— Begin PROVIDED PASSAGE —

6. Social networking is like networking in the real world. At my seminars, I am constantly asked about the ROI on social media marketing, and my response is always the same: Social networking is like networking in the real world. Is there a direct correlation in sales? No. But the more you do it, the more you get out of it. It’s impossible to tell if today’s conversation will lead to a sale from a friend-of-a-friend six months from now (and thank God! How boring would life be if our every action could be reduced to a numeric formula?). But the fact that it can’t be measured precisely doesn’t mean that it doesn’t have an effect.
At the end of the article, BusinessWeek warns of a backlash against the budding social media marketing industry that could kill it off just as it is becoming truly valuable. Ignoring the fact that the author just spent the last sixteen paragraphs perpetuating this backlash, the blame is laid at the feet of the social media experts. They need to “shift the focus from promises to results” and “flush out the snake oil.” Implicit in this statement are two premises which I reject: 1) the focus is currently on promises and (2) the industry is rife with ill-intentioned snake oil salesmen looking to scam people for a quick buck. In fact, many social media experts rose to prominence precisely because they railed against the lack of results delivered by traditional forms of marketing. Yet here is a call for the social media community to turn against its own. While I think that a certain degree of self-policing is valuable, I don’t think inciting people to ‘root out the traitors in their midst’ is particularly healthy for a fledgling industry. In short, social media experts should aim to raise the standards amongst their peers by helping each other and spreading knowledge, not conducting witchhunts.
Every form of media has a noun used to describe the people it claims to reach. Radio has “listeners,” newspaper has “readers,” television has “viewers,” and so forth. New media follows the same linguistic rules. On Facebook, you have “fans” and on Twitter you have “followers.”
Given the linguistic similarities, it’s easy to assume that having a follower on your Twitter account is the equivalent of having a viewer of your television station, and that a page with 100,000 fans has the same power to reach people as a radio station with a cume (cumulative audience) of 100,000 people. In short, it’s easy to assume that:
television : viewer :: Twitter : follower
radio : listener :: Facebook : fan
Upon closer scrutiny, however, these analogies fail to hold up.
Let me preface this by saying that the ratings systems for television (Nielsen) and radio (Arbitron) are horribly flawed measurement tools that, at best, only give you an estimate of the actual ratings and, at worst, fluctuate wildly because the methodology is deeply susceptible to error. For the purposes of this blog post, I’m going to put that issue aside for the moment.

— End PROVIDED PASSAGE —

=== ACTIONS TO TAKE ===
- a) Do these statements agree with the social media marketing post? Answer yes or no for each, quoting the words of the post that decide it.
(i) The post names Nielsen as the ratings system for television and Arbitron as the one for radio.
(ii) According to the post, Twitter's audience members are called "fans."
(iii) The post says there is a direct correlation between social networking and sales.
- b) In the social media marketing post, what does "cume" stand for?

— Begin SOURCE EXCERPT —

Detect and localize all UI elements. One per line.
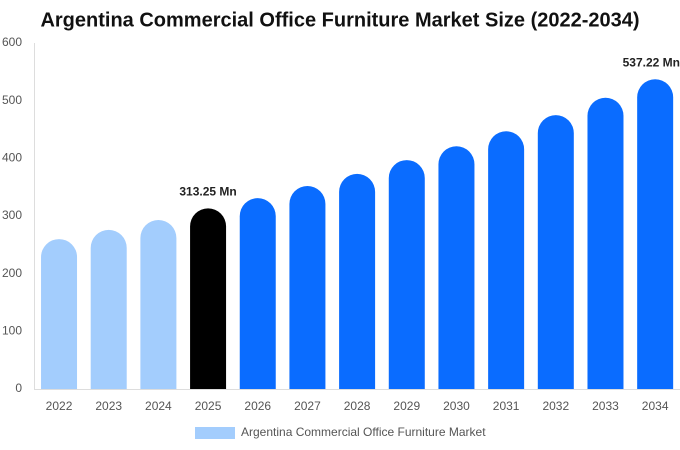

— End SOURCE EXCERPT —

=== TASK ANSWERS ===
- a)
(i) Yes: "the ratings systems for television (Nielsen) and radio (Arbitron)"
(ii) No: "On Facebook, you have “fans” and on Twitter you have “followers.”"
(iii) No: "Is there a direct correlation in sales? No."

- b) Cumulative audience.